# Goal
Locate each line below that includes "name" and reproduce it.

* begin Material supplied *

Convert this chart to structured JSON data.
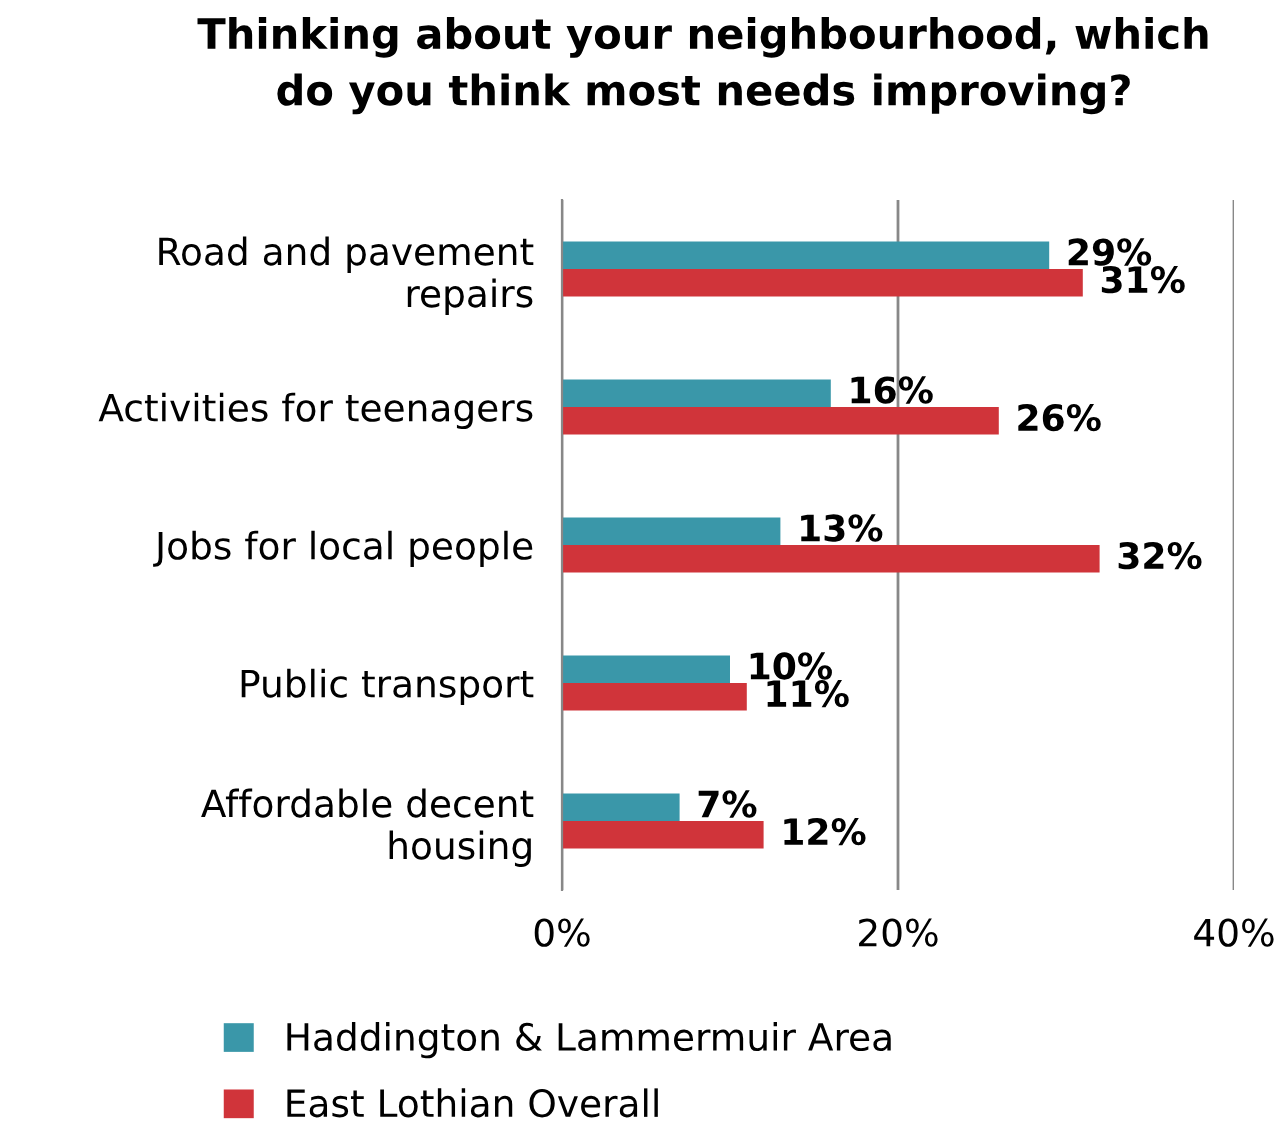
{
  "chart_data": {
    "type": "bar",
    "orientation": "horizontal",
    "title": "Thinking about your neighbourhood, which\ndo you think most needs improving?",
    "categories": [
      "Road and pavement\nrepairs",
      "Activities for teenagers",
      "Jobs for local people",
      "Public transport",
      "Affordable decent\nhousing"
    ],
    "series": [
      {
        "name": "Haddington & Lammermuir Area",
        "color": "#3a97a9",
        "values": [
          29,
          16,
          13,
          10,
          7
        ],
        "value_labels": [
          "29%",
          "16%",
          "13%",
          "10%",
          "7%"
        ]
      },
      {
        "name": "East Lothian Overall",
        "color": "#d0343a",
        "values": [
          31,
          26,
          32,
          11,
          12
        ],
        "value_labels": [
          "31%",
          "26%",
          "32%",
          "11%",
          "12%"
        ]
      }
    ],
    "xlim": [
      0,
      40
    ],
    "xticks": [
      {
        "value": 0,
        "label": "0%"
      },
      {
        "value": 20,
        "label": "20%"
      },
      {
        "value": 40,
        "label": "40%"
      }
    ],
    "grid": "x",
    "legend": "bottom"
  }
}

* end Material supplied *
* begin Material supplied *

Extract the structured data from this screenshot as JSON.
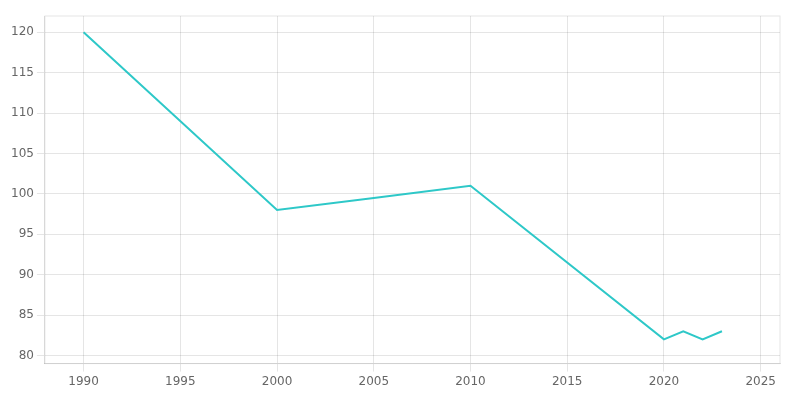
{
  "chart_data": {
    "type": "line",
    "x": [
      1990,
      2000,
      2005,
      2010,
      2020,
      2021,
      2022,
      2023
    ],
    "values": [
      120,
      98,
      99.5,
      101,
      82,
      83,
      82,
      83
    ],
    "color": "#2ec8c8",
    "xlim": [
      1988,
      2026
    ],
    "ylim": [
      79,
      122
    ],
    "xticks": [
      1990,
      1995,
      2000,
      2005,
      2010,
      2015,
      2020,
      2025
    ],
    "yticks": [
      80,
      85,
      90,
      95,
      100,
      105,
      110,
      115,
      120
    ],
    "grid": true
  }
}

* end Material supplied *

# Exercise response
        "name": "Haddington & Lammermuir Area",
        "name": "East Lothian Overall",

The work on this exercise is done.